-------- TASK INPUT --------

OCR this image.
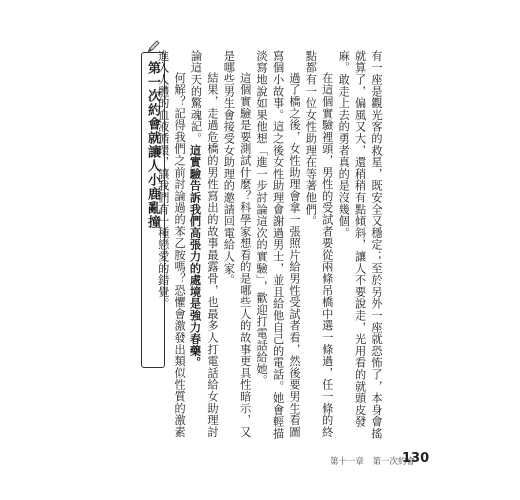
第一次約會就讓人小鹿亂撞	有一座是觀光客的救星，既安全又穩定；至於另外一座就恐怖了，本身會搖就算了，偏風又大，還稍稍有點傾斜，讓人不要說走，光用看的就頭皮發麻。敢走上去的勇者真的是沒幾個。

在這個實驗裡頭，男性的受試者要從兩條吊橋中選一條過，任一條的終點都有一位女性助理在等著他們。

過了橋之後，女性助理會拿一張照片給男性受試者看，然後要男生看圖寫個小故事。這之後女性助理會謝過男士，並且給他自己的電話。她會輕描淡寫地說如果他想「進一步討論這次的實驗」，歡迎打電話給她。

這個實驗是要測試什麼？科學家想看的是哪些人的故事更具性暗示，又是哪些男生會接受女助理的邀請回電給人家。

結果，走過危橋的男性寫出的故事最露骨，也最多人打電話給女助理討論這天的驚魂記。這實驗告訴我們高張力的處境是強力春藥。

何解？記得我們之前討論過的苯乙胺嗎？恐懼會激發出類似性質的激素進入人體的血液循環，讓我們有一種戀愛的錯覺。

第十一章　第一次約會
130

--------

**TASK TO COMPLETE:**
Omit every picture, then repeat the remaining data exactly as it appears above.

**RESULT OF THE EXERCISE:**
OCR this image.
第一次約會就讓人小鹿亂撞	有一座是觀光客的救星，既安全又穩定；至於另外一座就恐怖了，本身會搖就算了，偏風又大，還稍稍有點傾斜，讓人不要說走，光用看的就頭皮發麻。敢走上去的勇者真的是沒幾個。

在這個實驗裡頭，男性的受試者要從兩條吊橋中選一條過，任一條的終點都有一位女性助理在等著他們。

過了橋之後，女性助理會拿一張照片給男性受試者看，然後要男生看圖寫個小故事。這之後女性助理會謝過男士，並且給他自己的電話。她會輕描淡寫地說如果他想「進一步討論這次的實驗」，歡迎打電話給她。

這個實驗是要測試什麼？科學家想看的是哪些人的故事更具性暗示，又是哪些男生會接受女助理的邀請回電給人家。

結果，走過危橋的男性寫出的故事最露骨，也最多人打電話給女助理討論這天的驚魂記。這實驗告訴我們高張力的處境是強力春藥。

何解？記得我們之前討論過的苯乙胺嗎？恐懼會激發出類似性質的激素進入人體的血液循環，讓我們有一種戀愛的錯覺。

第十一章　第一次約會
130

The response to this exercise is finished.